• **TASK DETAILS**: In the material below, count the lines with the word "Estimated" and state that number only.

....

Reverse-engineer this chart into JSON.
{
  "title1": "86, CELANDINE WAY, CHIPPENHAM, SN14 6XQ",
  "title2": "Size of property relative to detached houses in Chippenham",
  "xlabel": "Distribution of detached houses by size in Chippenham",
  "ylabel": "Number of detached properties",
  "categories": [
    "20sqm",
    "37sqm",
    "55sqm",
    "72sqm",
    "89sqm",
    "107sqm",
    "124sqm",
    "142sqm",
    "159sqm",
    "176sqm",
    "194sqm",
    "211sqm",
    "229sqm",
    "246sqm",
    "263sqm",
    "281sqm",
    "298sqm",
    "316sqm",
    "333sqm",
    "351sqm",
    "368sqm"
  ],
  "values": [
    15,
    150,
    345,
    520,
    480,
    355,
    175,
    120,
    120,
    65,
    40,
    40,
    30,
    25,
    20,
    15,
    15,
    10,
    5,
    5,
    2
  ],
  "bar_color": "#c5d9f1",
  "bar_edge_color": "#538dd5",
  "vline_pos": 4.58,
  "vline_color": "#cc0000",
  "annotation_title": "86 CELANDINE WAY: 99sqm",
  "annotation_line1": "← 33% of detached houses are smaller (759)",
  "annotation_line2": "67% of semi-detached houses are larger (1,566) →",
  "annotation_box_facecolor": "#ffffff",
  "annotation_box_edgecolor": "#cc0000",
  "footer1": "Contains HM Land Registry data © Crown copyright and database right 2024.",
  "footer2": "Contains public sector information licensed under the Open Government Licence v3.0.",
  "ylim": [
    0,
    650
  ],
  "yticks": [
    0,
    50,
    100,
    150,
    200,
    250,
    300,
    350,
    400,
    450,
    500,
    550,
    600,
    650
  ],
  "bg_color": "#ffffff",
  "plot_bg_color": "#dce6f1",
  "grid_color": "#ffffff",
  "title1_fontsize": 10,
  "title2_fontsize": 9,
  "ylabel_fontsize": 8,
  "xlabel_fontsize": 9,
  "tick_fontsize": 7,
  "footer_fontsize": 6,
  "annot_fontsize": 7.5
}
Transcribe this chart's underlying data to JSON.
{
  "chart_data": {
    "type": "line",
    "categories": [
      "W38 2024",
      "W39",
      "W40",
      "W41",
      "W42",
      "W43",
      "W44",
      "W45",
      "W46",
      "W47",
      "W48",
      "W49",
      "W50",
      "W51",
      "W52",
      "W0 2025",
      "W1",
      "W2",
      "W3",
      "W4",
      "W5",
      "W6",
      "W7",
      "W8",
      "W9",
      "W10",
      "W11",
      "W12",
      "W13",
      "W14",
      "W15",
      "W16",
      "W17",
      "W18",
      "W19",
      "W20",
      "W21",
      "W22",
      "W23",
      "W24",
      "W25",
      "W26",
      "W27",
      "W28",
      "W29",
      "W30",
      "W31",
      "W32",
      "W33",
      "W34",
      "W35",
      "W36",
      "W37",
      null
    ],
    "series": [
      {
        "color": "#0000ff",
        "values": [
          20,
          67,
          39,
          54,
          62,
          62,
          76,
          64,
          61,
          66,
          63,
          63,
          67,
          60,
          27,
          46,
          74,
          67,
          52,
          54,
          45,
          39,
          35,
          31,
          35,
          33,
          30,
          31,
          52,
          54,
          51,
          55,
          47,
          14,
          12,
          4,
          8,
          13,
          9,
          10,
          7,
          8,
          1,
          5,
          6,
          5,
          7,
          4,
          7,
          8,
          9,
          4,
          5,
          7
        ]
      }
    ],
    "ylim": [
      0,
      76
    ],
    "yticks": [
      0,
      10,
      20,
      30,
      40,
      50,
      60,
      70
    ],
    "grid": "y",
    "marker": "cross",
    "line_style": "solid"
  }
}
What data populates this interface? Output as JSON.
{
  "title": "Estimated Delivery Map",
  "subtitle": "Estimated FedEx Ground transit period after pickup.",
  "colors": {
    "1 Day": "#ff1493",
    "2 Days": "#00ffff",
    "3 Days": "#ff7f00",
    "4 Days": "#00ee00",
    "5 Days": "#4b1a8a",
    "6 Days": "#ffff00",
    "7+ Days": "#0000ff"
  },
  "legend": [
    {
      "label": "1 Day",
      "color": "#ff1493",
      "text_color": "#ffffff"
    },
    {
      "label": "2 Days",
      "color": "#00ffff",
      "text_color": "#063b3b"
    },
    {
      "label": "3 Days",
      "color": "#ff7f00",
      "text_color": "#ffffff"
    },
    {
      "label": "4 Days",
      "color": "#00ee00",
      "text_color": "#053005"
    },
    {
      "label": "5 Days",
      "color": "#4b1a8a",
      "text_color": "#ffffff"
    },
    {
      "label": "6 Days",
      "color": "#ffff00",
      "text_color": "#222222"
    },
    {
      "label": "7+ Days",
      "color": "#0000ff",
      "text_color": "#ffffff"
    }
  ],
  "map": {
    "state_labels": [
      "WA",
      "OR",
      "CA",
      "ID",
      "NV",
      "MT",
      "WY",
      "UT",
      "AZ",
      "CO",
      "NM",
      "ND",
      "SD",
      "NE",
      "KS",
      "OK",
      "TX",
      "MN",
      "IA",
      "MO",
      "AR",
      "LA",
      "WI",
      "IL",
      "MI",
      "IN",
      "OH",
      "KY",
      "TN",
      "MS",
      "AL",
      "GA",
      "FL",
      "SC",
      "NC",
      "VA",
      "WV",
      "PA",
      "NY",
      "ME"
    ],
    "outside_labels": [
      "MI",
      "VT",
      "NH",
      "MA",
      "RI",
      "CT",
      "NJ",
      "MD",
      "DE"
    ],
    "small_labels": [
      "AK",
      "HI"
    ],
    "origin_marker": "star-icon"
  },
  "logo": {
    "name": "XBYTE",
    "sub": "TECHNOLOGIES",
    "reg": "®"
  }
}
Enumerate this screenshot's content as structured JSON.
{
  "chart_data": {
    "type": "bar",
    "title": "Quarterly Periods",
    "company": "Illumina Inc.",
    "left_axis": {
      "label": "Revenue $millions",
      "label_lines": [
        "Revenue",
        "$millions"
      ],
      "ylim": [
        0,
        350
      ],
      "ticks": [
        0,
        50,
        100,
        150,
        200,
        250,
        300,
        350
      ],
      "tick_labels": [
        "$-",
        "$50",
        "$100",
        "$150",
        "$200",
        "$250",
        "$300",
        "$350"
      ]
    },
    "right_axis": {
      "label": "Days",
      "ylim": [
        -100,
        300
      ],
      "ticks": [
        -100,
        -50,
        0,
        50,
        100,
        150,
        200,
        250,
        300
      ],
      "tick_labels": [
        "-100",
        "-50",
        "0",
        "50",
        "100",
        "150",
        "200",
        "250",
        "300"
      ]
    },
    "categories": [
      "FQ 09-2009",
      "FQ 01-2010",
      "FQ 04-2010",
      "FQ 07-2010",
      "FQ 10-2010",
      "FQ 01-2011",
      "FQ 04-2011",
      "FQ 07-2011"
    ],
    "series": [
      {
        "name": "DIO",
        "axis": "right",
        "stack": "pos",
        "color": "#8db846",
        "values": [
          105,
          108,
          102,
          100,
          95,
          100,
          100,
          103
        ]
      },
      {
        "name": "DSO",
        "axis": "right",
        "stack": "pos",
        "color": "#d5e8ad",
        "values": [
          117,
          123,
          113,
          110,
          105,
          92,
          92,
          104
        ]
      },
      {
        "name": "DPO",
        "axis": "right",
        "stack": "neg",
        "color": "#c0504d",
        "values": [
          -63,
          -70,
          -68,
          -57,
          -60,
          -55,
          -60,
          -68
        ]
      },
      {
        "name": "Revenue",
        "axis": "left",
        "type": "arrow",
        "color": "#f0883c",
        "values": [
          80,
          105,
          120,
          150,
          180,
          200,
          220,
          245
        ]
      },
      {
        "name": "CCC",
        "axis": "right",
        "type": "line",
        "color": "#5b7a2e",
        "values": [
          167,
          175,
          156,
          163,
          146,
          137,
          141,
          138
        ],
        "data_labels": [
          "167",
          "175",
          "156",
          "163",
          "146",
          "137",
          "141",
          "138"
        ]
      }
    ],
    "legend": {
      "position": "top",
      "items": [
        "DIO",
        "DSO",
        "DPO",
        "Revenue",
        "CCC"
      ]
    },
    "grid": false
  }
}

....

• **SOLUTION TO THIS TASK**: 2